Start The records

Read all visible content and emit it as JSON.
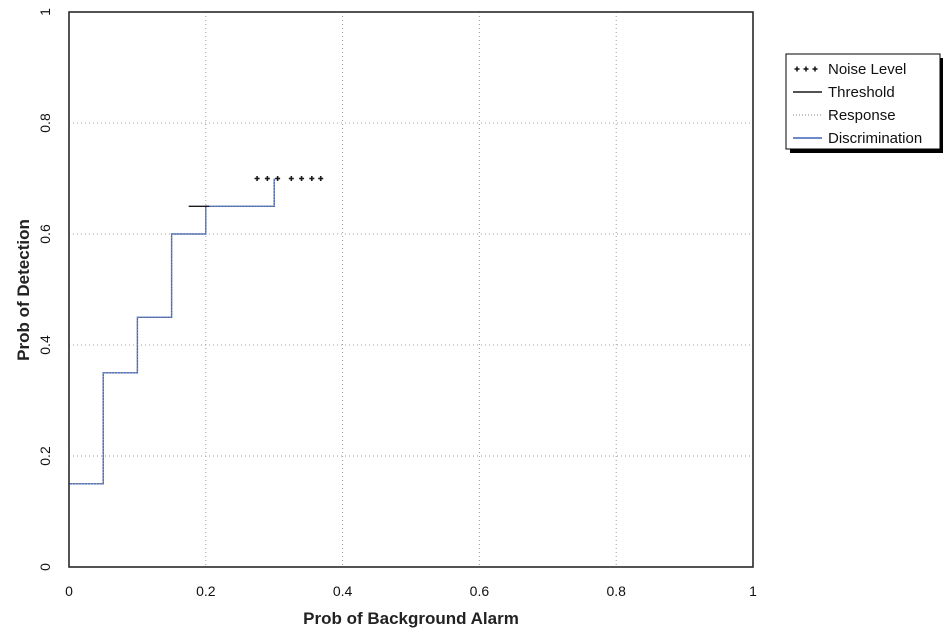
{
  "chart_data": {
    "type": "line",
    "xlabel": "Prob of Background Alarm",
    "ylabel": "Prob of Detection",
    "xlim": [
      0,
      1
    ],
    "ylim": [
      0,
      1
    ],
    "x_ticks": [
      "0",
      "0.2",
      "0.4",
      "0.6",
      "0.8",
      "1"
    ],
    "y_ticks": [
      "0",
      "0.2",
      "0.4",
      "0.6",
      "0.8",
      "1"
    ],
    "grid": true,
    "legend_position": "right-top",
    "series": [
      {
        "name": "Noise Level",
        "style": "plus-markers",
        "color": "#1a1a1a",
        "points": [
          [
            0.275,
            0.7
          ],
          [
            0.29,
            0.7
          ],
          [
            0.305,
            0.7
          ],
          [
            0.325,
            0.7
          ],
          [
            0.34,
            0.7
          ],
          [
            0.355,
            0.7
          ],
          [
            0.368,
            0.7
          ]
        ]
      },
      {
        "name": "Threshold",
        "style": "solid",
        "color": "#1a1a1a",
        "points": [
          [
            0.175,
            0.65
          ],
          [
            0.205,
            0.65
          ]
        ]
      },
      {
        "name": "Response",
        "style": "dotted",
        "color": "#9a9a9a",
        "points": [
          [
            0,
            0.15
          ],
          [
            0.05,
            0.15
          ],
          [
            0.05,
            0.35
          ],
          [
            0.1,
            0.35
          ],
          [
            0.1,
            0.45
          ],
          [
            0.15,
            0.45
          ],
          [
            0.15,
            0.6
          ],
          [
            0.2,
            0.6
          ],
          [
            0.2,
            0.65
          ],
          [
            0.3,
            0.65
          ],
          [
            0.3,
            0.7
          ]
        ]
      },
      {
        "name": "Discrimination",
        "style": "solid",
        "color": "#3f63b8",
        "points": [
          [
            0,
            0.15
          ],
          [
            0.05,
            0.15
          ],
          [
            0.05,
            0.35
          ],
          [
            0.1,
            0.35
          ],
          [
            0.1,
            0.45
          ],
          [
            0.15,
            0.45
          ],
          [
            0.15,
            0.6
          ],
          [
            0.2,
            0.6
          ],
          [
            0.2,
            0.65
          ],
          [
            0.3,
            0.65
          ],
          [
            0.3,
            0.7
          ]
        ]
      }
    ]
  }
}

End The records
Start The records

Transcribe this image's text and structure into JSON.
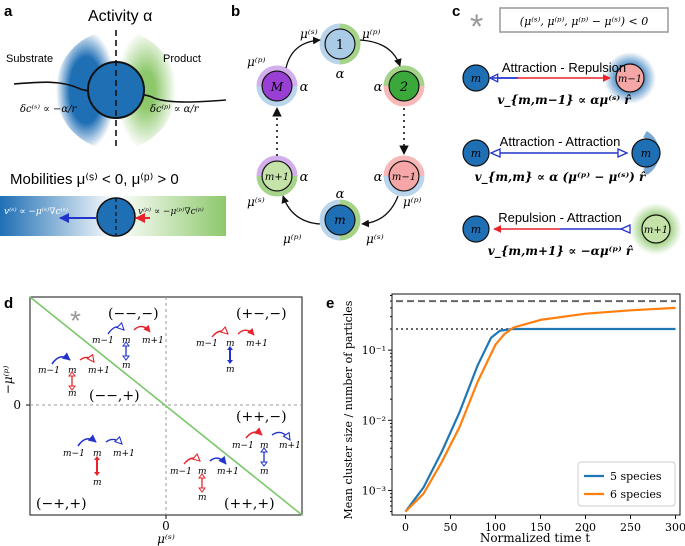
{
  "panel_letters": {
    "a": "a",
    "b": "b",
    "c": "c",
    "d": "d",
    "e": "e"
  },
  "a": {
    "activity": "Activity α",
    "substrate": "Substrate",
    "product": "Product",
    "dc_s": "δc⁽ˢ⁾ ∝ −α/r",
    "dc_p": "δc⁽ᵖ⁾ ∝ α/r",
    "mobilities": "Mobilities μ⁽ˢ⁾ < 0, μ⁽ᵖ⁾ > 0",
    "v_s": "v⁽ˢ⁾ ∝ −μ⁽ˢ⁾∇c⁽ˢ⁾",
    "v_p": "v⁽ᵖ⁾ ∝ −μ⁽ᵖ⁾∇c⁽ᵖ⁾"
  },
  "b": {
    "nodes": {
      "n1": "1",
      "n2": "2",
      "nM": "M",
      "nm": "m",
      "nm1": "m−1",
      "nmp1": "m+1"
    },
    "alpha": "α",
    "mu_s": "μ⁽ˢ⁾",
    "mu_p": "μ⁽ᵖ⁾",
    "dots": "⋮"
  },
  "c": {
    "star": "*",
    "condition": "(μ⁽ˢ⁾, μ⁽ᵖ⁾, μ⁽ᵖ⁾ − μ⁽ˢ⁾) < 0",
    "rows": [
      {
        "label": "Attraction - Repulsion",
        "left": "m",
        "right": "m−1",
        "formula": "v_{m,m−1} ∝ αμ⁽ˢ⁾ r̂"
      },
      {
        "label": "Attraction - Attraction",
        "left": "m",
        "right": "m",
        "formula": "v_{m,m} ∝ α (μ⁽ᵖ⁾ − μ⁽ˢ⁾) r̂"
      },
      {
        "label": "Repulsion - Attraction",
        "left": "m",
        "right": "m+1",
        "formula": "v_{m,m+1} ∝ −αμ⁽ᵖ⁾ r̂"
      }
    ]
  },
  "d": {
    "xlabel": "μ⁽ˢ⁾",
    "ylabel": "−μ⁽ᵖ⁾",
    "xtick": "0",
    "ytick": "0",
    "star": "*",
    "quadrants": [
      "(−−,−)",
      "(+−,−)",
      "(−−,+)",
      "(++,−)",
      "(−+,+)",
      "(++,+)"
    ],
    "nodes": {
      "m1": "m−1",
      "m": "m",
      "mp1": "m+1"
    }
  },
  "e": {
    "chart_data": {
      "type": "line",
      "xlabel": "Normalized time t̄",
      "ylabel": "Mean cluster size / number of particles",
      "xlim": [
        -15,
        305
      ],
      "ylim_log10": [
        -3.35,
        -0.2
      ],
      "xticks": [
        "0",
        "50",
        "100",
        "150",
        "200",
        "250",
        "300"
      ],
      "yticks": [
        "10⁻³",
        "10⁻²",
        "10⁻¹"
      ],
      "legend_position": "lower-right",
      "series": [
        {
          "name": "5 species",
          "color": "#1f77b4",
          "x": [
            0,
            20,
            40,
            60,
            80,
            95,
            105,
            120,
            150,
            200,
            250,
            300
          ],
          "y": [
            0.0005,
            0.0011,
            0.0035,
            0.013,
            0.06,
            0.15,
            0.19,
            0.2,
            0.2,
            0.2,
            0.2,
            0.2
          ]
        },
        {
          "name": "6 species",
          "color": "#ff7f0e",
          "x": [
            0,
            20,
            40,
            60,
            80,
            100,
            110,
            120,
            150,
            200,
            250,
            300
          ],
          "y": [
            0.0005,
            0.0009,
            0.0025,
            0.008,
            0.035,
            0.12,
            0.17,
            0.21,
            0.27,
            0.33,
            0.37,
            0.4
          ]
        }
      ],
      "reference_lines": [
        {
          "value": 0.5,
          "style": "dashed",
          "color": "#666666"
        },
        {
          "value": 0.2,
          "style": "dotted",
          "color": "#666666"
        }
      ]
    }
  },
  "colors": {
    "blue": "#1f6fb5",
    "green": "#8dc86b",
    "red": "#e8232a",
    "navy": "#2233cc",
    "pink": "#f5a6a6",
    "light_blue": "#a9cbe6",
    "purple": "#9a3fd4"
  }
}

End The records
Start The records

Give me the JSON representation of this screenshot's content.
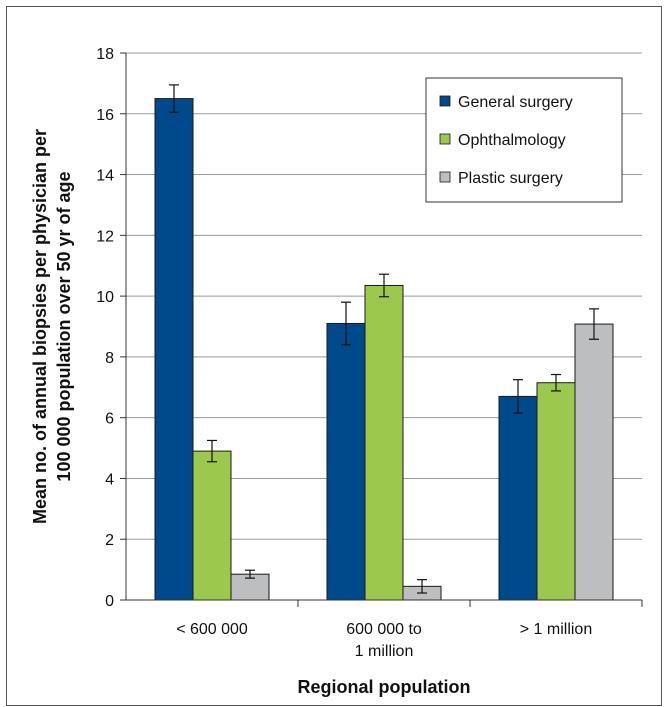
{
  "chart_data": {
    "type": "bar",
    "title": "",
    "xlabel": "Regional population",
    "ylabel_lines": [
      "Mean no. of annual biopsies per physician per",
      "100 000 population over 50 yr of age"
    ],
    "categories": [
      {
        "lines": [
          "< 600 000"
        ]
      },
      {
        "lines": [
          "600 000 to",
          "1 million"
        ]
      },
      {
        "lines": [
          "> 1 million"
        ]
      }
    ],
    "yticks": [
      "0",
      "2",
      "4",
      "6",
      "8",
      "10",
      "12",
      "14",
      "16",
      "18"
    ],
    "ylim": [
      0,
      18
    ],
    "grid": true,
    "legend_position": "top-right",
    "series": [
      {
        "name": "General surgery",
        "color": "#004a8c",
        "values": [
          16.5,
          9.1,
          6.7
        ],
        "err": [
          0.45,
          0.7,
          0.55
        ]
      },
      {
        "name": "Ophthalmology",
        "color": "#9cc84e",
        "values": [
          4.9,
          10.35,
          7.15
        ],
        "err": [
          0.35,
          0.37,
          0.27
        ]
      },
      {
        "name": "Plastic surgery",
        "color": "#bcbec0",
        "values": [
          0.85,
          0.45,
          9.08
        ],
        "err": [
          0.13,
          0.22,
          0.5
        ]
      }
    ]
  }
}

End The records

● **What you are asked to do**
From the listing above, collect each line in which the string "content" appears.

● **Final result**
Read all visible content and emit it as JSON.
Give me the JSON representation of this screenshot's content.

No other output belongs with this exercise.